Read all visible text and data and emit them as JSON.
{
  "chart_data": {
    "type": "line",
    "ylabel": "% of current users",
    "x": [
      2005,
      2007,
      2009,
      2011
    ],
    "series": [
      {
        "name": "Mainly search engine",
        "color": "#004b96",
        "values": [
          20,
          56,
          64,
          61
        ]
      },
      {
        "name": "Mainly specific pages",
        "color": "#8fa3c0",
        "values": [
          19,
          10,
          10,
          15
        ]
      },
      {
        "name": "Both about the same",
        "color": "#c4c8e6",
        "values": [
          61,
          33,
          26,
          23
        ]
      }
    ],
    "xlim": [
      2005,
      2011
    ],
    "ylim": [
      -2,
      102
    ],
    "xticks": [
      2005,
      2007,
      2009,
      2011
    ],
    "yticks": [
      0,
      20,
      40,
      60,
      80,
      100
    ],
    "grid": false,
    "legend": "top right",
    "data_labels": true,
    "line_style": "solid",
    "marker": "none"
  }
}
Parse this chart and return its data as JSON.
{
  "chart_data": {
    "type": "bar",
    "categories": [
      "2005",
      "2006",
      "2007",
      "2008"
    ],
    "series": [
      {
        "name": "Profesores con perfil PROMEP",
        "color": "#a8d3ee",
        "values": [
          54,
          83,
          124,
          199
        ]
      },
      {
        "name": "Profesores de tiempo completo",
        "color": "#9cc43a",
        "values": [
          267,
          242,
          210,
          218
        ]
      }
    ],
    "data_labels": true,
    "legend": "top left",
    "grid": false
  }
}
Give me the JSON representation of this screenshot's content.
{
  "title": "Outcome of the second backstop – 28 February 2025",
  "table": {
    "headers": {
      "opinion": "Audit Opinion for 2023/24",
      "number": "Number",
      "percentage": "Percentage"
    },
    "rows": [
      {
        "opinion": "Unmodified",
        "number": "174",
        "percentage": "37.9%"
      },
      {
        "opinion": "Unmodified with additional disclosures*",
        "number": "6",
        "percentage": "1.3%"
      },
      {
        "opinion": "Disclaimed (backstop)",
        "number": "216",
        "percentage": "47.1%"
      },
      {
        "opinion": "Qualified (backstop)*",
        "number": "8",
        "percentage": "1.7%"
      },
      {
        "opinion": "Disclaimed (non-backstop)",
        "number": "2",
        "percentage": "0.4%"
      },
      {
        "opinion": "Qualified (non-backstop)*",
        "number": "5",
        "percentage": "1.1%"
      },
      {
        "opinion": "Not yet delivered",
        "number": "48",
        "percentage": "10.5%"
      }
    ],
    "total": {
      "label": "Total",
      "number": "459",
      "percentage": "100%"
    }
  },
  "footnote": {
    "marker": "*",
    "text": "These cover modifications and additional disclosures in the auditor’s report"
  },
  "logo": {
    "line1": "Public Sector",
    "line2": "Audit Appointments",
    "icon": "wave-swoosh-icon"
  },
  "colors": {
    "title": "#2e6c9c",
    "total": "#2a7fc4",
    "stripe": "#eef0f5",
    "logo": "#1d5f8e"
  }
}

*What the exercise asks*
Give the number of lines in the records that contain the string "percentage", and nothing besides.

*Task result*
9